## Set exercise
Can you restate the records below word for word?

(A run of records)
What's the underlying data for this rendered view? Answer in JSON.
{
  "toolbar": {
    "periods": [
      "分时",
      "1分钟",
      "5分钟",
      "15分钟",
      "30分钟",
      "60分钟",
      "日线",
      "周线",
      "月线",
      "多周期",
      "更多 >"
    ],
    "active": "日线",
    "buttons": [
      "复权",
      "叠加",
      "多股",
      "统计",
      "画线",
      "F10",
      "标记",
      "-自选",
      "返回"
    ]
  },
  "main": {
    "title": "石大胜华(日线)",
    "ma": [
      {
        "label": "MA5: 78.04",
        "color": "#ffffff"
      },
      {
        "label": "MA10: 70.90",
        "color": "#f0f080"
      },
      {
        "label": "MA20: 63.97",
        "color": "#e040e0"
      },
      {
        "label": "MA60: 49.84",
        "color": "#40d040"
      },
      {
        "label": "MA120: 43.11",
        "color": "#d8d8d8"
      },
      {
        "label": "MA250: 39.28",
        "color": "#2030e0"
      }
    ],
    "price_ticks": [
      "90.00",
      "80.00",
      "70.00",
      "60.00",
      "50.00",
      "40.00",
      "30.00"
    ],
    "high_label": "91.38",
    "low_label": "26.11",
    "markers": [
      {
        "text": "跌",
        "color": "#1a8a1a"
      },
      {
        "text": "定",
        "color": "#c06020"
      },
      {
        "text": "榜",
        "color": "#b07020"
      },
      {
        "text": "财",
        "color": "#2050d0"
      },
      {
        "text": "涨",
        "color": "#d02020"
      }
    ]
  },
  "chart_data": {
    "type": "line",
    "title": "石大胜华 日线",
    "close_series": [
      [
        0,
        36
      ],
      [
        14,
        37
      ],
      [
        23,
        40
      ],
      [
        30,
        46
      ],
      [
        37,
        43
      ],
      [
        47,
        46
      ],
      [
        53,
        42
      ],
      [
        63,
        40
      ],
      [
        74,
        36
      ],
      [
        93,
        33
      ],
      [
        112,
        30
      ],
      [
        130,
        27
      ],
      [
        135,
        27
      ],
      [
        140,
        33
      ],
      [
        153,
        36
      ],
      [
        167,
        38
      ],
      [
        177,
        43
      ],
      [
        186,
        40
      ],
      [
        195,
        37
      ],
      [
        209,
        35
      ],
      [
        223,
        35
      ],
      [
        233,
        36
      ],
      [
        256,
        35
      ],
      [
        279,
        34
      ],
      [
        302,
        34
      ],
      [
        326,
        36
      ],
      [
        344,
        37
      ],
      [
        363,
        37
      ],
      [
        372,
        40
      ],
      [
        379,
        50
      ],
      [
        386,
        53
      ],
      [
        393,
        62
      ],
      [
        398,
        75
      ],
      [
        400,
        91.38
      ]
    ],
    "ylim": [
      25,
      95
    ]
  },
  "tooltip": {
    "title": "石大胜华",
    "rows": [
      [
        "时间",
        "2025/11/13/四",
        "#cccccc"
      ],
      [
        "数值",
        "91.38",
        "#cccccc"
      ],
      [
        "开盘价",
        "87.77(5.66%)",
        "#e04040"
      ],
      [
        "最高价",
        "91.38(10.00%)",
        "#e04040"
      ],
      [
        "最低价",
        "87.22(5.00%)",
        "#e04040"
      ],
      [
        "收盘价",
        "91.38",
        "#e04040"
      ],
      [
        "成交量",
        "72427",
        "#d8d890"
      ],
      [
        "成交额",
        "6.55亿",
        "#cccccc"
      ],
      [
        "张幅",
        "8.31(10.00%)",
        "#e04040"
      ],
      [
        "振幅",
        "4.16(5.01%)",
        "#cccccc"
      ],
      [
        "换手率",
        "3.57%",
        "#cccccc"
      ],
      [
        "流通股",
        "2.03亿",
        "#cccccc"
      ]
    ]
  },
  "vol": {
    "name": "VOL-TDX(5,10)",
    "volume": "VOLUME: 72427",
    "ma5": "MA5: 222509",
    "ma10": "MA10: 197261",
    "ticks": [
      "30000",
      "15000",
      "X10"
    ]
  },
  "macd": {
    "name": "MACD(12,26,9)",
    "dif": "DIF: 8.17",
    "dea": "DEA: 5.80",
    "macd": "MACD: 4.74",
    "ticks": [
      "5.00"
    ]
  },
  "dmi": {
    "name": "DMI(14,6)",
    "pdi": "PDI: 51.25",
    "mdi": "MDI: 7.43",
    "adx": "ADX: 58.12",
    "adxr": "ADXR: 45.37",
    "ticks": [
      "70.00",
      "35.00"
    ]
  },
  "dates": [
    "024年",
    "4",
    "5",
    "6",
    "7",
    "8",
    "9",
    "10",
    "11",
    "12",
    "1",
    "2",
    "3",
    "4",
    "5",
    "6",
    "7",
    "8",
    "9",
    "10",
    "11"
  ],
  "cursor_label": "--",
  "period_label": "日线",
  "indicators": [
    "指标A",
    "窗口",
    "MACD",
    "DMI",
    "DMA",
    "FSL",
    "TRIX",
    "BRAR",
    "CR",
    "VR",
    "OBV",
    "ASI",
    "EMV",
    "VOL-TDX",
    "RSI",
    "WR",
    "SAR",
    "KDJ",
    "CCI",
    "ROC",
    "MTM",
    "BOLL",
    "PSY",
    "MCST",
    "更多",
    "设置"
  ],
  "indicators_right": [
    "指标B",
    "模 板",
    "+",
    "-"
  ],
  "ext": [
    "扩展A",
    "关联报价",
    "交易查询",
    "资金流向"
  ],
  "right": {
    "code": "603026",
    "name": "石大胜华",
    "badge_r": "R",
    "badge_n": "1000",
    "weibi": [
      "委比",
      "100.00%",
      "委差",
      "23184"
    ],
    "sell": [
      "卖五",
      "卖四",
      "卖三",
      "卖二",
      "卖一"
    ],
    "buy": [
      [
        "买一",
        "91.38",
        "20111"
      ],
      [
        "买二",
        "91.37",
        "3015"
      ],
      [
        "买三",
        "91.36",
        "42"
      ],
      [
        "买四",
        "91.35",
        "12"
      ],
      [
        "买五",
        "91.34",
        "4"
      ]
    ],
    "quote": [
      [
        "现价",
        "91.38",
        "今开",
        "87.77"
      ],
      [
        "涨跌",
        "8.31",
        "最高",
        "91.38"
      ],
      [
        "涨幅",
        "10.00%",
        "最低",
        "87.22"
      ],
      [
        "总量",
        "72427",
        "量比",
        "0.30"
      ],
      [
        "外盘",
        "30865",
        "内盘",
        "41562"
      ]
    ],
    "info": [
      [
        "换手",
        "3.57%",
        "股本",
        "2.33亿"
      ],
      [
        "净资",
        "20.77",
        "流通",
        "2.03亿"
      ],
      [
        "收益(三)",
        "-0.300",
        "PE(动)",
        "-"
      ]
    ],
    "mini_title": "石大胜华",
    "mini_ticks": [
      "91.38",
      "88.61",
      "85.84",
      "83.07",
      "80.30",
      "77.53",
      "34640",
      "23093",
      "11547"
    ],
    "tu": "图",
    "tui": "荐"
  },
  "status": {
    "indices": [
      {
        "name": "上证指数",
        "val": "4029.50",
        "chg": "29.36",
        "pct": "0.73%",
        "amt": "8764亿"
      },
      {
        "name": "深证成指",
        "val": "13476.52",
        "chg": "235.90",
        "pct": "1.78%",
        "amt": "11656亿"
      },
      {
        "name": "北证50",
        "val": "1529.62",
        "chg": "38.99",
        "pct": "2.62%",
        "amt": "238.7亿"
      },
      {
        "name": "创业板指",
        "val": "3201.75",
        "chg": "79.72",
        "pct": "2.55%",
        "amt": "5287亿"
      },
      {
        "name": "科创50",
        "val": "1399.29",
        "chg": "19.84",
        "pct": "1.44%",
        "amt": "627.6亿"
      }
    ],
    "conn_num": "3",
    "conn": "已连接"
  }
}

## Response
What's the underlying data for this rendered view? Answer in JSON.
{
  "toolbar": {
    "periods": [
      "分时",
      "1分钟",
      "5分钟",
      "15分钟",
      "30分钟",
      "60分钟",
      "日线",
      "周线",
      "月线",
      "多周期",
      "更多 >"
    ],
    "active": "日线",
    "buttons": [
      "复权",
      "叠加",
      "多股",
      "统计",
      "画线",
      "F10",
      "标记",
      "-自选",
      "返回"
    ]
  },
  "main": {
    "title": "石大胜华(日线)",
    "ma": [
      {
        "label": "MA5: 78.04",
        "color": "#ffffff"
      },
      {
        "label": "MA10: 70.90",
        "color": "#f0f080"
      },
      {
        "label": "MA20: 63.97",
        "color": "#e040e0"
      },
      {
        "label": "MA60: 49.84",
        "color": "#40d040"
      },
      {
        "label": "MA120: 43.11",
        "color": "#d8d8d8"
      },
      {
        "label": "MA250: 39.28",
        "color": "#2030e0"
      }
    ],
    "price_ticks": [
      "90.00",
      "80.00",
      "70.00",
      "60.00",
      "50.00",
      "40.00",
      "30.00"
    ],
    "high_label": "91.38",
    "low_label": "26.11",
    "markers": [
      {
        "text": "跌",
        "color": "#1a8a1a"
      },
      {
        "text": "定",
        "color": "#c06020"
      },
      {
        "text": "榜",
        "color": "#b07020"
      },
      {
        "text": "财",
        "color": "#2050d0"
      },
      {
        "text": "涨",
        "color": "#d02020"
      }
    ]
  },
  "chart_data": {
    "type": "line",
    "title": "石大胜华 日线",
    "close_series": [
      [
        0,
        36
      ],
      [
        14,
        37
      ],
      [
        23,
        40
      ],
      [
        30,
        46
      ],
      [
        37,
        43
      ],
      [
        47,
        46
      ],
      [
        53,
        42
      ],
      [
        63,
        40
      ],
      [
        74,
        36
      ],
      [
        93,
        33
      ],
      [
        112,
        30
      ],
      [
        130,
        27
      ],
      [
        135,
        27
      ],
      [
        140,
        33
      ],
      [
        153,
        36
      ],
      [
        167,
        38
      ],
      [
        177,
        43
      ],
      [
        186,
        40
      ],
      [
        195,
        37
      ],
      [
        209,
        35
      ],
      [
        223,
        35
      ],
      [
        233,
        36
      ],
      [
        256,
        35
      ],
      [
        279,
        34
      ],
      [
        302,
        34
      ],
      [
        326,
        36
      ],
      [
        344,
        37
      ],
      [
        363,
        37
      ],
      [
        372,
        40
      ],
      [
        379,
        50
      ],
      [
        386,
        53
      ],
      [
        393,
        62
      ],
      [
        398,
        75
      ],
      [
        400,
        91.38
      ]
    ],
    "ylim": [
      25,
      95
    ]
  },
  "tooltip": {
    "title": "石大胜华",
    "rows": [
      [
        "时间",
        "2025/11/13/四",
        "#cccccc"
      ],
      [
        "数值",
        "91.38",
        "#cccccc"
      ],
      [
        "开盘价",
        "87.77(5.66%)",
        "#e04040"
      ],
      [
        "最高价",
        "91.38(10.00%)",
        "#e04040"
      ],
      [
        "最低价",
        "87.22(5.00%)",
        "#e04040"
      ],
      [
        "收盘价",
        "91.38",
        "#e04040"
      ],
      [
        "成交量",
        "72427",
        "#d8d890"
      ],
      [
        "成交额",
        "6.55亿",
        "#cccccc"
      ],
      [
        "张幅",
        "8.31(10.00%)",
        "#e04040"
      ],
      [
        "振幅",
        "4.16(5.01%)",
        "#cccccc"
      ],
      [
        "换手率",
        "3.57%",
        "#cccccc"
      ],
      [
        "流通股",
        "2.03亿",
        "#cccccc"
      ]
    ]
  },
  "vol": {
    "name": "VOL-TDX(5,10)",
    "volume": "VOLUME: 72427",
    "ma5": "MA5: 222509",
    "ma10": "MA10: 197261",
    "ticks": [
      "30000",
      "15000",
      "X10"
    ]
  },
  "macd": {
    "name": "MACD(12,26,9)",
    "dif": "DIF: 8.17",
    "dea": "DEA: 5.80",
    "macd": "MACD: 4.74",
    "ticks": [
      "5.00"
    ]
  },
  "dmi": {
    "name": "DMI(14,6)",
    "pdi": "PDI: 51.25",
    "mdi": "MDI: 7.43",
    "adx": "ADX: 58.12",
    "adxr": "ADXR: 45.37",
    "ticks": [
      "70.00",
      "35.00"
    ]
  },
  "dates": [
    "024年",
    "4",
    "5",
    "6",
    "7",
    "8",
    "9",
    "10",
    "11",
    "12",
    "1",
    "2",
    "3",
    "4",
    "5",
    "6",
    "7",
    "8",
    "9",
    "10",
    "11"
  ],
  "cursor_label": "--",
  "period_label": "日线",
  "indicators": [
    "指标A",
    "窗口",
    "MACD",
    "DMI",
    "DMA",
    "FSL",
    "TRIX",
    "BRAR",
    "CR",
    "VR",
    "OBV",
    "ASI",
    "EMV",
    "VOL-TDX",
    "RSI",
    "WR",
    "SAR",
    "KDJ",
    "CCI",
    "ROC",
    "MTM",
    "BOLL",
    "PSY",
    "MCST",
    "更多",
    "设置"
  ],
  "indicators_right": [
    "指标B",
    "模 板",
    "+",
    "-"
  ],
  "ext": [
    "扩展A",
    "关联报价",
    "交易查询",
    "资金流向"
  ],
  "right": {
    "code": "603026",
    "name": "石大胜华",
    "badge_r": "R",
    "badge_n": "1000",
    "weibi": [
      "委比",
      "100.00%",
      "委差",
      "23184"
    ],
    "sell": [
      "卖五",
      "卖四",
      "卖三",
      "卖二",
      "卖一"
    ],
    "buy": [
      [
        "买一",
        "91.38",
        "20111"
      ],
      [
        "买二",
        "91.37",
        "3015"
      ],
      [
        "买三",
        "91.36",
        "42"
      ],
      [
        "买四",
        "91.35",
        "12"
      ],
      [
        "买五",
        "91.34",
        "4"
      ]
    ],
    "quote": [
      [
        "现价",
        "91.38",
        "今开",
        "87.77"
      ],
      [
        "涨跌",
        "8.31",
        "最高",
        "91.38"
      ],
      [
        "涨幅",
        "10.00%",
        "最低",
        "87.22"
      ],
      [
        "总量",
        "72427",
        "量比",
        "0.30"
      ],
      [
        "外盘",
        "30865",
        "内盘",
        "41562"
      ]
    ],
    "info": [
      [
        "换手",
        "3.57%",
        "股本",
        "2.33亿"
      ],
      [
        "净资",
        "20.77",
        "流通",
        "2.03亿"
      ],
      [
        "收益(三)",
        "-0.300",
        "PE(动)",
        "-"
      ]
    ],
    "mini_title": "石大胜华",
    "mini_ticks": [
      "91.38",
      "88.61",
      "85.84",
      "83.07",
      "80.30",
      "77.53",
      "34640",
      "23093",
      "11547"
    ],
    "tu": "图",
    "tui": "荐"
  },
  "status": {
    "indices": [
      {
        "name": "上证指数",
        "val": "4029.50",
        "chg": "29.36",
        "pct": "0.73%",
        "amt": "8764亿"
      },
      {
        "name": "深证成指",
        "val": "13476.52",
        "chg": "235.90",
        "pct": "1.78%",
        "amt": "11656亿"
      },
      {
        "name": "北证50",
        "val": "1529.62",
        "chg": "38.99",
        "pct": "2.62%",
        "amt": "238.7亿"
      },
      {
        "name": "创业板指",
        "val": "3201.75",
        "chg": "79.72",
        "pct": "2.55%",
        "amt": "5287亿"
      },
      {
        "name": "科创50",
        "val": "1399.29",
        "chg": "19.84",
        "pct": "1.44%",
        "amt": "627.6亿"
      }
    ],
    "conn_num": "3",
    "conn": "已连接"
  }
}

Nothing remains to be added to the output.